==== DATA ENTRIES ====

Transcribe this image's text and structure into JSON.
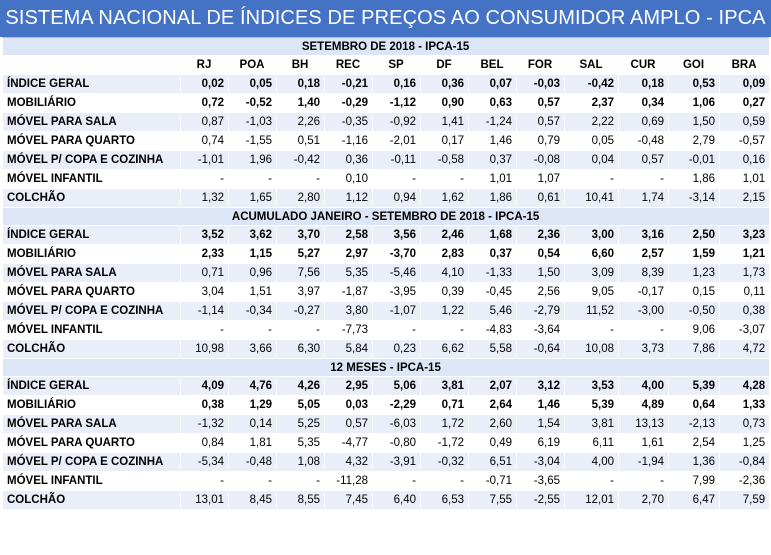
{
  "title": "SISTEMA NACIONAL DE ÍNDICES DE PREÇOS AO CONSUMIDOR AMPLO - IPCA",
  "columns": [
    "RJ",
    "POA",
    "BH",
    "REC",
    "SP",
    "DF",
    "BEL",
    "FOR",
    "SAL",
    "CUR",
    "GOI",
    "BRA"
  ],
  "sections": [
    {
      "heading": "SETEMBRO DE 2018 - IPCA-15",
      "show_columns": true,
      "rows": [
        {
          "label": "ÍNDICE GERAL",
          "bold": true,
          "values": [
            "0,02",
            "0,05",
            "0,18",
            "-0,21",
            "0,16",
            "0,36",
            "0,07",
            "-0,03",
            "-0,42",
            "0,18",
            "0,53",
            "0,09"
          ]
        },
        {
          "label": "MOBILIÁRIO",
          "bold": true,
          "values": [
            "0,72",
            "-0,52",
            "1,40",
            "-0,29",
            "-1,12",
            "0,90",
            "0,63",
            "0,57",
            "2,37",
            "0,34",
            "1,06",
            "0,27"
          ]
        },
        {
          "label": "MÓVEL PARA SALA",
          "bold": false,
          "values": [
            "0,87",
            "-1,03",
            "2,26",
            "-0,35",
            "-0,92",
            "1,41",
            "-1,24",
            "0,57",
            "2,22",
            "0,69",
            "1,50",
            "0,59"
          ]
        },
        {
          "label": "MÓVEL PARA QUARTO",
          "bold": false,
          "values": [
            "0,74",
            "-1,55",
            "0,51",
            "-1,16",
            "-2,01",
            "0,17",
            "1,46",
            "0,79",
            "0,05",
            "-0,48",
            "2,79",
            "-0,57"
          ]
        },
        {
          "label": "MÓVEL P/ COPA E COZINHA",
          "bold": false,
          "values": [
            "-1,01",
            "1,96",
            "-0,42",
            "0,36",
            "-0,11",
            "-0,58",
            "0,37",
            "-0,08",
            "0,04",
            "0,57",
            "-0,01",
            "0,16"
          ]
        },
        {
          "label": "MÓVEL INFANTIL",
          "bold": false,
          "values": [
            "-",
            "-",
            "-",
            "0,10",
            "-",
            "-",
            "1,01",
            "1,07",
            "-",
            "-",
            "1,86",
            "1,01"
          ]
        },
        {
          "label": "COLCHÃO",
          "bold": false,
          "values": [
            "1,32",
            "1,65",
            "2,80",
            "1,12",
            "0,94",
            "1,62",
            "1,86",
            "0,61",
            "10,41",
            "1,74",
            "-3,14",
            "2,15"
          ]
        }
      ]
    },
    {
      "heading": "ACUMULADO JANEIRO - SETEMBRO DE 2018 - IPCA-15",
      "show_columns": false,
      "rows": [
        {
          "label": "ÍNDICE GERAL",
          "bold": true,
          "values": [
            "3,52",
            "3,62",
            "3,70",
            "2,58",
            "3,56",
            "2,46",
            "1,68",
            "2,36",
            "3,00",
            "3,16",
            "2,50",
            "3,23"
          ]
        },
        {
          "label": "MOBILIÁRIO",
          "bold": true,
          "values": [
            "2,33",
            "1,15",
            "5,27",
            "2,97",
            "-3,70",
            "2,83",
            "0,37",
            "0,54",
            "6,60",
            "2,57",
            "1,59",
            "1,21"
          ]
        },
        {
          "label": "MÓVEL PARA SALA",
          "bold": false,
          "values": [
            "0,71",
            "0,96",
            "7,56",
            "5,35",
            "-5,46",
            "4,10",
            "-1,33",
            "1,50",
            "3,09",
            "8,39",
            "1,23",
            "1,73"
          ]
        },
        {
          "label": "MÓVEL PARA QUARTO",
          "bold": false,
          "values": [
            "3,04",
            "1,51",
            "3,97",
            "-1,87",
            "-3,95",
            "0,39",
            "-0,45",
            "2,56",
            "9,05",
            "-0,17",
            "0,15",
            "0,11"
          ]
        },
        {
          "label": "MÓVEL P/ COPA E COZINHA",
          "bold": false,
          "values": [
            "-1,14",
            "-0,34",
            "-0,27",
            "3,80",
            "-1,07",
            "1,22",
            "5,46",
            "-2,79",
            "11,52",
            "-3,00",
            "-0,50",
            "0,38"
          ]
        },
        {
          "label": "MÓVEL INFANTIL",
          "bold": false,
          "values": [
            "-",
            "-",
            "-",
            "-7,73",
            "-",
            "-",
            "-4,83",
            "-3,64",
            "-",
            "-",
            "9,06",
            "-3,07"
          ]
        },
        {
          "label": "COLCHÃO",
          "bold": false,
          "values": [
            "10,98",
            "3,66",
            "6,30",
            "5,84",
            "0,23",
            "6,62",
            "5,58",
            "-0,64",
            "10,08",
            "3,73",
            "7,86",
            "4,72"
          ]
        }
      ]
    },
    {
      "heading": "12 MESES - IPCA-15",
      "show_columns": false,
      "rows": [
        {
          "label": "ÍNDICE GERAL",
          "bold": true,
          "values": [
            "4,09",
            "4,76",
            "4,26",
            "2,95",
            "5,06",
            "3,81",
            "2,07",
            "3,12",
            "3,53",
            "4,00",
            "5,39",
            "4,28"
          ]
        },
        {
          "label": "MOBILIÁRIO",
          "bold": true,
          "values": [
            "0,38",
            "1,29",
            "5,05",
            "0,03",
            "-2,29",
            "0,71",
            "2,64",
            "1,46",
            "5,39",
            "4,89",
            "0,64",
            "1,33"
          ]
        },
        {
          "label": "MÓVEL PARA SALA",
          "bold": false,
          "values": [
            "-1,32",
            "0,14",
            "5,25",
            "0,57",
            "-6,03",
            "1,72",
            "2,60",
            "1,54",
            "3,81",
            "13,13",
            "-2,13",
            "0,73"
          ]
        },
        {
          "label": "MÓVEL PARA QUARTO",
          "bold": false,
          "values": [
            "0,84",
            "1,81",
            "5,35",
            "-4,77",
            "-0,80",
            "-1,72",
            "0,49",
            "6,19",
            "6,11",
            "1,61",
            "2,54",
            "1,25"
          ]
        },
        {
          "label": "MÓVEL P/ COPA E COZINHA",
          "bold": false,
          "values": [
            "-5,34",
            "-0,48",
            "1,08",
            "4,32",
            "-3,91",
            "-0,32",
            "6,51",
            "-3,04",
            "4,00",
            "-1,94",
            "1,36",
            "-0,84"
          ]
        },
        {
          "label": "MÓVEL INFANTIL",
          "bold": false,
          "values": [
            "-",
            "-",
            "-",
            "-11,28",
            "-",
            "-",
            "-0,71",
            "-3,65",
            "-",
            "-",
            "7,99",
            "-2,36"
          ]
        },
        {
          "label": "COLCHÃO",
          "bold": false,
          "values": [
            "13,01",
            "8,45",
            "8,55",
            "7,45",
            "6,40",
            "6,53",
            "7,55",
            "-2,55",
            "12,01",
            "2,70",
            "6,47",
            "7,59"
          ]
        }
      ]
    }
  ]
}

====

# [SET TASK]
Leave out the pictures and return every record word for word.

# [RESPONSE]
Transcribe this image's text and structure into JSON.
{
  "title": "SISTEMA NACIONAL DE ÍNDICES DE PREÇOS AO CONSUMIDOR AMPLO - IPCA",
  "columns": [
    "RJ",
    "POA",
    "BH",
    "REC",
    "SP",
    "DF",
    "BEL",
    "FOR",
    "SAL",
    "CUR",
    "GOI",
    "BRA"
  ],
  "sections": [
    {
      "heading": "SETEMBRO DE 2018 - IPCA-15",
      "show_columns": true,
      "rows": [
        {
          "label": "ÍNDICE GERAL",
          "bold": true,
          "values": [
            "0,02",
            "0,05",
            "0,18",
            "-0,21",
            "0,16",
            "0,36",
            "0,07",
            "-0,03",
            "-0,42",
            "0,18",
            "0,53",
            "0,09"
          ]
        },
        {
          "label": "MOBILIÁRIO",
          "bold": true,
          "values": [
            "0,72",
            "-0,52",
            "1,40",
            "-0,29",
            "-1,12",
            "0,90",
            "0,63",
            "0,57",
            "2,37",
            "0,34",
            "1,06",
            "0,27"
          ]
        },
        {
          "label": "MÓVEL PARA SALA",
          "bold": false,
          "values": [
            "0,87",
            "-1,03",
            "2,26",
            "-0,35",
            "-0,92",
            "1,41",
            "-1,24",
            "0,57",
            "2,22",
            "0,69",
            "1,50",
            "0,59"
          ]
        },
        {
          "label": "MÓVEL PARA QUARTO",
          "bold": false,
          "values": [
            "0,74",
            "-1,55",
            "0,51",
            "-1,16",
            "-2,01",
            "0,17",
            "1,46",
            "0,79",
            "0,05",
            "-0,48",
            "2,79",
            "-0,57"
          ]
        },
        {
          "label": "MÓVEL P/ COPA E COZINHA",
          "bold": false,
          "values": [
            "-1,01",
            "1,96",
            "-0,42",
            "0,36",
            "-0,11",
            "-0,58",
            "0,37",
            "-0,08",
            "0,04",
            "0,57",
            "-0,01",
            "0,16"
          ]
        },
        {
          "label": "MÓVEL INFANTIL",
          "bold": false,
          "values": [
            "-",
            "-",
            "-",
            "0,10",
            "-",
            "-",
            "1,01",
            "1,07",
            "-",
            "-",
            "1,86",
            "1,01"
          ]
        },
        {
          "label": "COLCHÃO",
          "bold": false,
          "values": [
            "1,32",
            "1,65",
            "2,80",
            "1,12",
            "0,94",
            "1,62",
            "1,86",
            "0,61",
            "10,41",
            "1,74",
            "-3,14",
            "2,15"
          ]
        }
      ]
    },
    {
      "heading": "ACUMULADO JANEIRO - SETEMBRO DE 2018 - IPCA-15",
      "show_columns": false,
      "rows": [
        {
          "label": "ÍNDICE GERAL",
          "bold": true,
          "values": [
            "3,52",
            "3,62",
            "3,70",
            "2,58",
            "3,56",
            "2,46",
            "1,68",
            "2,36",
            "3,00",
            "3,16",
            "2,50",
            "3,23"
          ]
        },
        {
          "label": "MOBILIÁRIO",
          "bold": true,
          "values": [
            "2,33",
            "1,15",
            "5,27",
            "2,97",
            "-3,70",
            "2,83",
            "0,37",
            "0,54",
            "6,60",
            "2,57",
            "1,59",
            "1,21"
          ]
        },
        {
          "label": "MÓVEL PARA SALA",
          "bold": false,
          "values": [
            "0,71",
            "0,96",
            "7,56",
            "5,35",
            "-5,46",
            "4,10",
            "-1,33",
            "1,50",
            "3,09",
            "8,39",
            "1,23",
            "1,73"
          ]
        },
        {
          "label": "MÓVEL PARA QUARTO",
          "bold": false,
          "values": [
            "3,04",
            "1,51",
            "3,97",
            "-1,87",
            "-3,95",
            "0,39",
            "-0,45",
            "2,56",
            "9,05",
            "-0,17",
            "0,15",
            "0,11"
          ]
        },
        {
          "label": "MÓVEL P/ COPA E COZINHA",
          "bold": false,
          "values": [
            "-1,14",
            "-0,34",
            "-0,27",
            "3,80",
            "-1,07",
            "1,22",
            "5,46",
            "-2,79",
            "11,52",
            "-3,00",
            "-0,50",
            "0,38"
          ]
        },
        {
          "label": "MÓVEL INFANTIL",
          "bold": false,
          "values": [
            "-",
            "-",
            "-",
            "-7,73",
            "-",
            "-",
            "-4,83",
            "-3,64",
            "-",
            "-",
            "9,06",
            "-3,07"
          ]
        },
        {
          "label": "COLCHÃO",
          "bold": false,
          "values": [
            "10,98",
            "3,66",
            "6,30",
            "5,84",
            "0,23",
            "6,62",
            "5,58",
            "-0,64",
            "10,08",
            "3,73",
            "7,86",
            "4,72"
          ]
        }
      ]
    },
    {
      "heading": "12 MESES - IPCA-15",
      "show_columns": false,
      "rows": [
        {
          "label": "ÍNDICE GERAL",
          "bold": true,
          "values": [
            "4,09",
            "4,76",
            "4,26",
            "2,95",
            "5,06",
            "3,81",
            "2,07",
            "3,12",
            "3,53",
            "4,00",
            "5,39",
            "4,28"
          ]
        },
        {
          "label": "MOBILIÁRIO",
          "bold": true,
          "values": [
            "0,38",
            "1,29",
            "5,05",
            "0,03",
            "-2,29",
            "0,71",
            "2,64",
            "1,46",
            "5,39",
            "4,89",
            "0,64",
            "1,33"
          ]
        },
        {
          "label": "MÓVEL PARA SALA",
          "bold": false,
          "values": [
            "-1,32",
            "0,14",
            "5,25",
            "0,57",
            "-6,03",
            "1,72",
            "2,60",
            "1,54",
            "3,81",
            "13,13",
            "-2,13",
            "0,73"
          ]
        },
        {
          "label": "MÓVEL PARA QUARTO",
          "bold": false,
          "values": [
            "0,84",
            "1,81",
            "5,35",
            "-4,77",
            "-0,80",
            "-1,72",
            "0,49",
            "6,19",
            "6,11",
            "1,61",
            "2,54",
            "1,25"
          ]
        },
        {
          "label": "MÓVEL P/ COPA E COZINHA",
          "bold": false,
          "values": [
            "-5,34",
            "-0,48",
            "1,08",
            "4,32",
            "-3,91",
            "-0,32",
            "6,51",
            "-3,04",
            "4,00",
            "-1,94",
            "1,36",
            "-0,84"
          ]
        },
        {
          "label": "MÓVEL INFANTIL",
          "bold": false,
          "values": [
            "-",
            "-",
            "-",
            "-11,28",
            "-",
            "-",
            "-0,71",
            "-3,65",
            "-",
            "-",
            "7,99",
            "-2,36"
          ]
        },
        {
          "label": "COLCHÃO",
          "bold": false,
          "values": [
            "13,01",
            "8,45",
            "8,55",
            "7,45",
            "6,40",
            "6,53",
            "7,55",
            "-2,55",
            "12,01",
            "2,70",
            "6,47",
            "7,59"
          ]
        }
      ]
    }
  ]
}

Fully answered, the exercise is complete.